───── Data rows
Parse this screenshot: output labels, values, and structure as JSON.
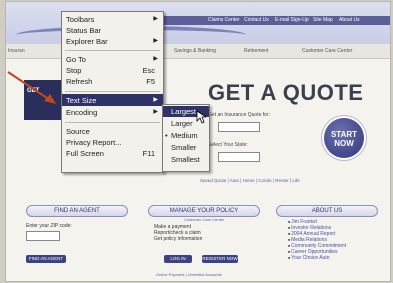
{
  "header": {
    "nav_links": [
      "Claims Center",
      "Contact Us",
      "E-mail Sign-Up",
      "Site Map",
      "About Us"
    ]
  },
  "topnav": {
    "items": [
      "Insurance",
      "Savings & Banking",
      "Retirement",
      "Customer Care Center"
    ],
    "insurance_partial": "Insuran"
  },
  "menu": {
    "items": [
      {
        "label": "Toolbars",
        "shortcut": "",
        "arrow": "▶"
      },
      {
        "label": "Status Bar",
        "shortcut": "",
        "arrow": ""
      },
      {
        "label": "Explorer Bar",
        "shortcut": "",
        "arrow": "▶"
      },
      {
        "label": "Go To",
        "shortcut": "",
        "arrow": "▶"
      },
      {
        "label": "Stop",
        "shortcut": "Esc",
        "arrow": ""
      },
      {
        "label": "Refresh",
        "shortcut": "F5",
        "arrow": ""
      },
      {
        "label": "Text Size",
        "shortcut": "",
        "arrow": "▶"
      },
      {
        "label": "Encoding",
        "shortcut": "",
        "arrow": "▶"
      },
      {
        "label": "Source",
        "shortcut": "",
        "arrow": ""
      },
      {
        "label": "Privacy Report...",
        "shortcut": "",
        "arrow": ""
      },
      {
        "label": "Full Screen",
        "shortcut": "F11",
        "arrow": ""
      }
    ],
    "highlighted": "Text Size"
  },
  "text_size_submenu": {
    "items": [
      "Largest",
      "Larger",
      "Medium",
      "Smaller",
      "Smallest"
    ],
    "highlighted": "Largest",
    "selected": "Medium",
    "selected_marker": "•"
  },
  "quote": {
    "title": "GET A QUOTE",
    "line1": "Get an Insurance Quote for:",
    "line2": "Select Your State:",
    "start_line1": "START",
    "start_line2": "NOW",
    "links": "Saved Quote | Auto | Home | Condo | Renter | Life"
  },
  "find_agent": {
    "title": "FIND AN AGENT",
    "prompt": "Enter your ZIP code:",
    "button": "FIND AN AGENT"
  },
  "manage_policy": {
    "title": "MANAGE YOUR POLICY",
    "subtitle": "Customer Care Center",
    "lines": [
      "Make a payment",
      "Report/check a claim",
      "Get policy information"
    ],
    "login": "LOG IN",
    "register": "REGISTER NOW",
    "footer": "Online Payment | Unlimited Accounts"
  },
  "about_us": {
    "title": "ABOUT US",
    "items": [
      "Jim Frankel",
      "Investor Relations",
      "2004 Annual Report",
      "Media Relations",
      "Community Commitment",
      "Career Opportunities",
      "Your Choice Auto"
    ]
  },
  "promo": {
    "text": "GET"
  }
}
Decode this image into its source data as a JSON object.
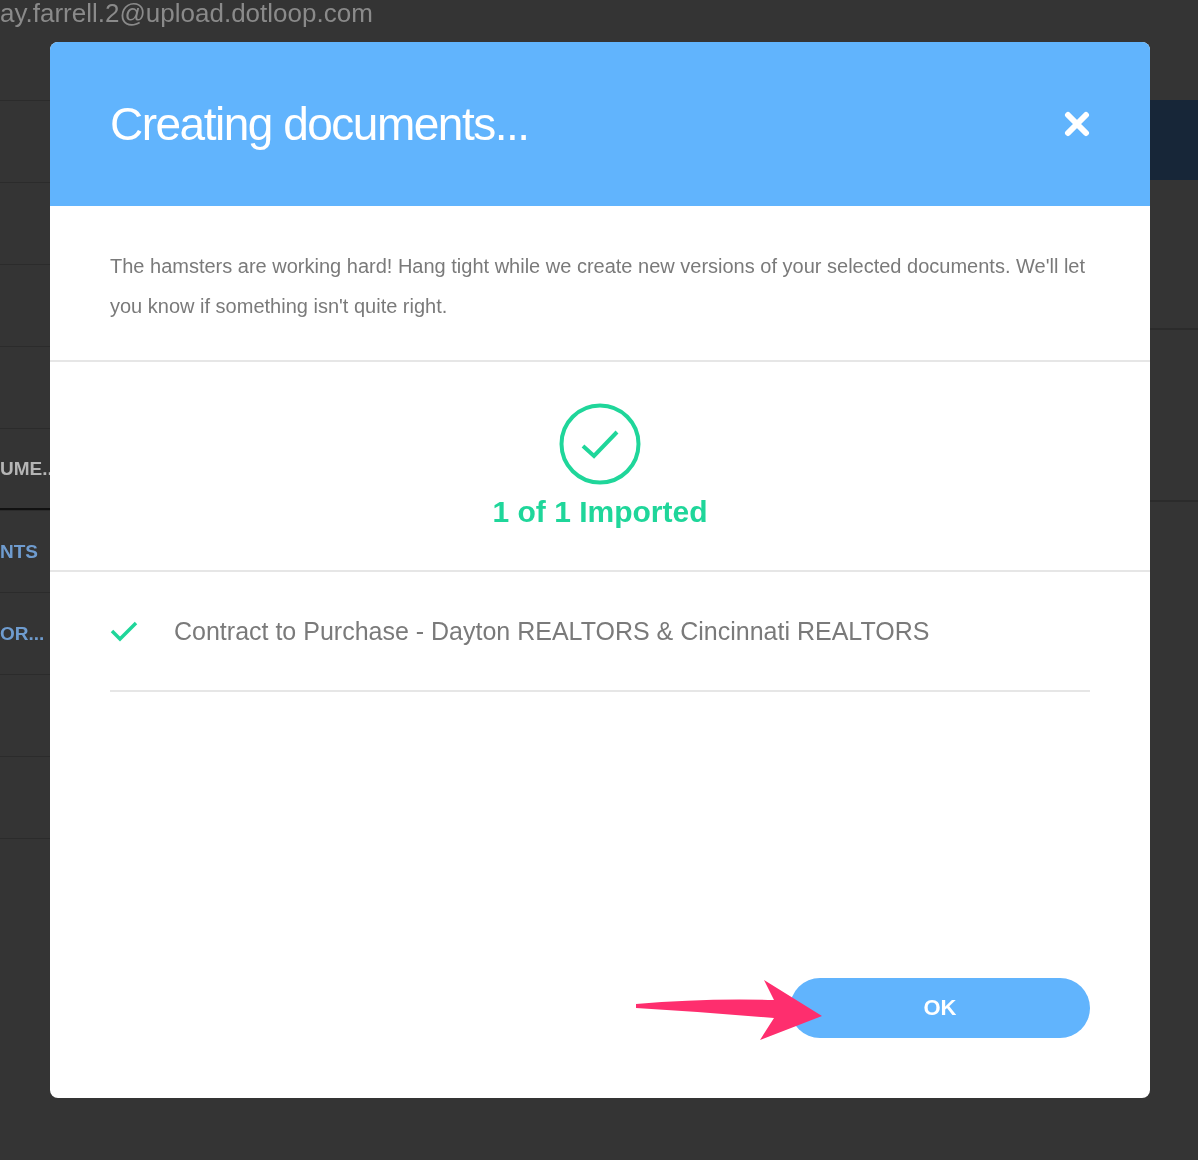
{
  "background": {
    "email": "ay.farrell.2@upload.dotloop.com",
    "tabs": [
      {
        "label": "UME..",
        "selected": true
      },
      {
        "label": "NTS",
        "selected": false
      },
      {
        "label": "OR...",
        "selected": false
      }
    ]
  },
  "dialog": {
    "title": "Creating documents...",
    "message": "The hamsters are working hard! Hang tight while we create new versions of your selected documents. We'll let you know if something isn't quite right.",
    "status": "1 of 1 Imported",
    "documents": [
      {
        "name": "Contract to Purchase - Dayton REALTORS & Cincinnati REALTORS",
        "done": true
      }
    ],
    "buttons": [
      {
        "label": "OK"
      }
    ]
  }
}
──────────
- [What you need to do] Report how many lines in the records hold the word "JSON", giving the number and nothing else.

- [Answer to this exercise] 2